## start WORKING DATA

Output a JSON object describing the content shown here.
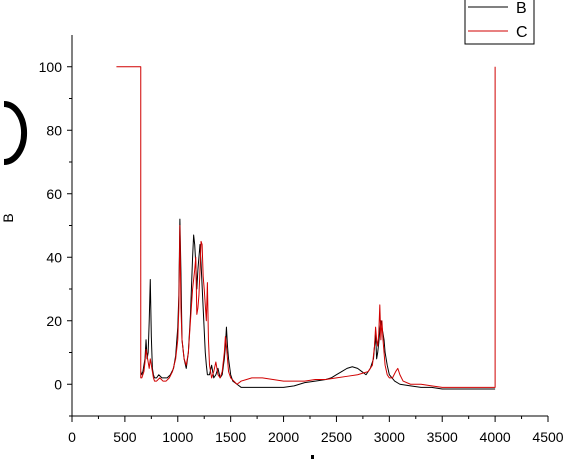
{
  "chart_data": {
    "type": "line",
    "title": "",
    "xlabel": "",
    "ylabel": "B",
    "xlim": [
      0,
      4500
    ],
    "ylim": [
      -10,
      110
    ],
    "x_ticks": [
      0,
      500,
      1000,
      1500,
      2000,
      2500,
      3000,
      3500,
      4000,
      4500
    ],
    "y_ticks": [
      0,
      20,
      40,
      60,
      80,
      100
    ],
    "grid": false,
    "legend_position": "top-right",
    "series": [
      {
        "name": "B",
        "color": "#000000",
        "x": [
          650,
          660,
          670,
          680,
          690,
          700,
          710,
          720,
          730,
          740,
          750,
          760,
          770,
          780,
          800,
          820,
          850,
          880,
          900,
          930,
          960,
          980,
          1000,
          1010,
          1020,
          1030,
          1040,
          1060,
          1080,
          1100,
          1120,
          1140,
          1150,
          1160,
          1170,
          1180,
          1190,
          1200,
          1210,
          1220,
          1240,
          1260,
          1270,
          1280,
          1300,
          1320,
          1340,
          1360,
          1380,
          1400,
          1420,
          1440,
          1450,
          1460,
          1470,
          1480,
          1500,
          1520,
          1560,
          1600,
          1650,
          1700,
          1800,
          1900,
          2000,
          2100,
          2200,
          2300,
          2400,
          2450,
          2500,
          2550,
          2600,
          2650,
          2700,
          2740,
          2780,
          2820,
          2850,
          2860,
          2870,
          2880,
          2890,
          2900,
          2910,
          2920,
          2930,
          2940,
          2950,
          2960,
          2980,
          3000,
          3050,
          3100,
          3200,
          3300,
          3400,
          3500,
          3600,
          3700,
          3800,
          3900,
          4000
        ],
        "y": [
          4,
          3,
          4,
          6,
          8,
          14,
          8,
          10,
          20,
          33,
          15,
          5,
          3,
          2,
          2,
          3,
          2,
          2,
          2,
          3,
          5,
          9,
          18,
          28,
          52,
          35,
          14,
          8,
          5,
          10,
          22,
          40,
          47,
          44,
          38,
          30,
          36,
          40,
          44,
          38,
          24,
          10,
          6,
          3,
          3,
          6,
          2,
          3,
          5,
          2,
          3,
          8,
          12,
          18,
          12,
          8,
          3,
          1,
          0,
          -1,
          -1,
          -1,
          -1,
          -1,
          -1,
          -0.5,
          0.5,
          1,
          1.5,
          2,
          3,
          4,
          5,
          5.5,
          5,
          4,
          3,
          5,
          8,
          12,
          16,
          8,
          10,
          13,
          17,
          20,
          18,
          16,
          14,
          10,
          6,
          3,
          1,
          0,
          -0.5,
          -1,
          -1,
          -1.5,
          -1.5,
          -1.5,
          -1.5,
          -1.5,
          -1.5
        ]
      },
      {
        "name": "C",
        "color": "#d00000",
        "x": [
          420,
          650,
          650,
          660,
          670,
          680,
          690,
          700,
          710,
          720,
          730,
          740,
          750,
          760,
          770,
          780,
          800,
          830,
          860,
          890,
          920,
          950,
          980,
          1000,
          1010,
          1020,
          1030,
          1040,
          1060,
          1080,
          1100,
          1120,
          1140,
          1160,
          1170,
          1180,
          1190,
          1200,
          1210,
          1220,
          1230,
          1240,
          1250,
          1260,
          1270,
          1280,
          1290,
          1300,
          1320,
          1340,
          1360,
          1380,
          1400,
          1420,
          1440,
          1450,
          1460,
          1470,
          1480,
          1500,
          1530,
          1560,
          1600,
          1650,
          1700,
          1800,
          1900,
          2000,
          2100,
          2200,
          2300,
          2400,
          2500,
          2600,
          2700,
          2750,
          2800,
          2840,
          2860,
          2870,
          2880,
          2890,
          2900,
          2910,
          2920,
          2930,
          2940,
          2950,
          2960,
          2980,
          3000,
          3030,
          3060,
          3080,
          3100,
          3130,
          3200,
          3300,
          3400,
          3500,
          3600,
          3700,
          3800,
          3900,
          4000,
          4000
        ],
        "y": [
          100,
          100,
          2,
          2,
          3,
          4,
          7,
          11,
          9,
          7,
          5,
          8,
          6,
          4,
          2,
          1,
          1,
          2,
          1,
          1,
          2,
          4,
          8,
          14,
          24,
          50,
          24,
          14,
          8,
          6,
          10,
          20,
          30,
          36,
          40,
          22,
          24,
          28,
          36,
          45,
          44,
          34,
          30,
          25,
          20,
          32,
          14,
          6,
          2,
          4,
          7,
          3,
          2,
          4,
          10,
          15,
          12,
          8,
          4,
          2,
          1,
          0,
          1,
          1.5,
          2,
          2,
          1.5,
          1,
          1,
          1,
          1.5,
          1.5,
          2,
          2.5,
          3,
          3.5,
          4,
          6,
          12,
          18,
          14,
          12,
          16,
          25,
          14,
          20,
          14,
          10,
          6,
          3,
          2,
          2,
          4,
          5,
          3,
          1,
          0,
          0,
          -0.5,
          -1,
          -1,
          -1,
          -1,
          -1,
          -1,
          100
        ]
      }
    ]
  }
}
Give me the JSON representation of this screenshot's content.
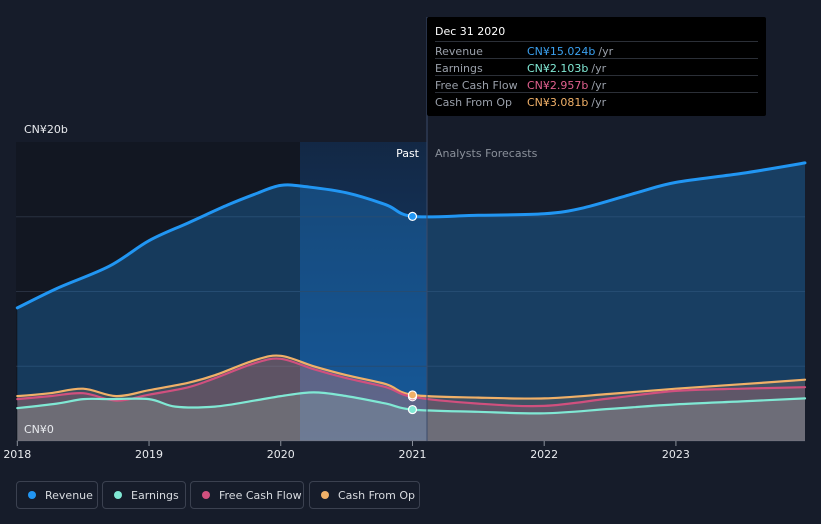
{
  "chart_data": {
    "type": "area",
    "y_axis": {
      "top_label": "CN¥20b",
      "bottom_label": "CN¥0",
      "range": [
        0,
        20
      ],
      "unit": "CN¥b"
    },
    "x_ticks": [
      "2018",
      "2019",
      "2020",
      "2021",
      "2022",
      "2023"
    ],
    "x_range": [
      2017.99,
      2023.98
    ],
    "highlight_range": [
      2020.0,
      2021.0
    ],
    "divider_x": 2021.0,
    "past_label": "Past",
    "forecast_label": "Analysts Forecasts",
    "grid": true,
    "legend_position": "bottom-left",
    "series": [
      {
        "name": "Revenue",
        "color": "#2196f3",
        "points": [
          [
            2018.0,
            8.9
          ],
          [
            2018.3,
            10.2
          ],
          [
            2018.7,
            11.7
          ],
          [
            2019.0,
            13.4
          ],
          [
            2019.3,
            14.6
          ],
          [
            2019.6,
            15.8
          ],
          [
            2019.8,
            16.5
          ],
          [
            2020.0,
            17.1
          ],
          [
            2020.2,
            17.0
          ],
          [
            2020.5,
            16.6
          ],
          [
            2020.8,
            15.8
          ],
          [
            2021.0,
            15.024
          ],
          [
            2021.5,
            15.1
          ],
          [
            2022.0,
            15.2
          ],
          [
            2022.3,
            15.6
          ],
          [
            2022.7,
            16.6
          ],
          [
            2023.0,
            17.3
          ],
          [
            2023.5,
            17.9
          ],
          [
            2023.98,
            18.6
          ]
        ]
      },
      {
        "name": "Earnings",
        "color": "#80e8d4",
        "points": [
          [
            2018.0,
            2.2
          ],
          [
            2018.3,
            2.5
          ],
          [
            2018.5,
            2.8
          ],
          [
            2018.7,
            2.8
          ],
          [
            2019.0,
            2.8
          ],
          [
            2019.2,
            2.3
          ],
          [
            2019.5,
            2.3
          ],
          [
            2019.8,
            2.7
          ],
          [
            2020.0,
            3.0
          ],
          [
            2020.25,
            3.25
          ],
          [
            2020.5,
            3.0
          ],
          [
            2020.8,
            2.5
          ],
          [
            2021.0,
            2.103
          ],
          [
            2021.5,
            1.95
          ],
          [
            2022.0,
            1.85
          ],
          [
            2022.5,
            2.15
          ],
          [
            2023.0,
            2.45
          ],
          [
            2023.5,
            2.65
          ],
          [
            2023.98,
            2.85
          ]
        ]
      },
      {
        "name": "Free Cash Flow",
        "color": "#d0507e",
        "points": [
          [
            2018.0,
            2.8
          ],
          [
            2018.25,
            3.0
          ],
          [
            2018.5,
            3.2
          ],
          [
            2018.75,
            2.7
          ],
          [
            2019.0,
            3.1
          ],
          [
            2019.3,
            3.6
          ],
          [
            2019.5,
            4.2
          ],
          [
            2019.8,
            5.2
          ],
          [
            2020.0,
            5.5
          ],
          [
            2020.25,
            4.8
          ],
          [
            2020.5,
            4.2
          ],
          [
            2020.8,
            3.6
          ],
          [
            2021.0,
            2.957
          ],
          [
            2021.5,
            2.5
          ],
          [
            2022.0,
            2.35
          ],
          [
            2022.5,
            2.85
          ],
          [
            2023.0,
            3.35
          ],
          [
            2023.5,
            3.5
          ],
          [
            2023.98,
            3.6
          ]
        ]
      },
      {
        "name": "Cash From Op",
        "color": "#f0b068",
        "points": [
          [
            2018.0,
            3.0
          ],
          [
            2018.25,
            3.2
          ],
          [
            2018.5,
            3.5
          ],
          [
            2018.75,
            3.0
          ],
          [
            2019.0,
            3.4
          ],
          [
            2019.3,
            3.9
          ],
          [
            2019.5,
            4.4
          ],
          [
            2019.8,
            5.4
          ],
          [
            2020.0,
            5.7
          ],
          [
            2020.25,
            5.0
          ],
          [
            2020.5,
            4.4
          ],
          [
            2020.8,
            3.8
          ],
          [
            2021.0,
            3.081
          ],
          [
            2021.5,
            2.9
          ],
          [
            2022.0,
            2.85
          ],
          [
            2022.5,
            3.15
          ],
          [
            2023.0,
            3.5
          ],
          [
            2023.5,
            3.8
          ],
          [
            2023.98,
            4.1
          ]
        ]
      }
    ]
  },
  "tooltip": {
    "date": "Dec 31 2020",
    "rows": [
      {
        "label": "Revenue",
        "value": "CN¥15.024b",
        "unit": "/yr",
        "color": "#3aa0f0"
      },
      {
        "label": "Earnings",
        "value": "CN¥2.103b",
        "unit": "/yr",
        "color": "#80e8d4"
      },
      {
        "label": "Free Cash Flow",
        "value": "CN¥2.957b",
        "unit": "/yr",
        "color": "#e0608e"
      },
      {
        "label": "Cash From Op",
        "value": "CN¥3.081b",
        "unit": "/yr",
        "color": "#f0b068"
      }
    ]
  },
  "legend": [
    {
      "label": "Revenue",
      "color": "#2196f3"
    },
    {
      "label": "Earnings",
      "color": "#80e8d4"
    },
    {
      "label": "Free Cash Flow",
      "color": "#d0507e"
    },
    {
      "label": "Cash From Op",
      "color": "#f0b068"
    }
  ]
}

## end WORKING DATA

- _TASK DESCRIPTION_: Which lines include the word "Free"? Copy every one of them.

- _ANSWER TO THE TASK_:
        "name": "Free Cash Flow",
        "label": "Free Cash Flow",
      "label": "Free Cash Flow",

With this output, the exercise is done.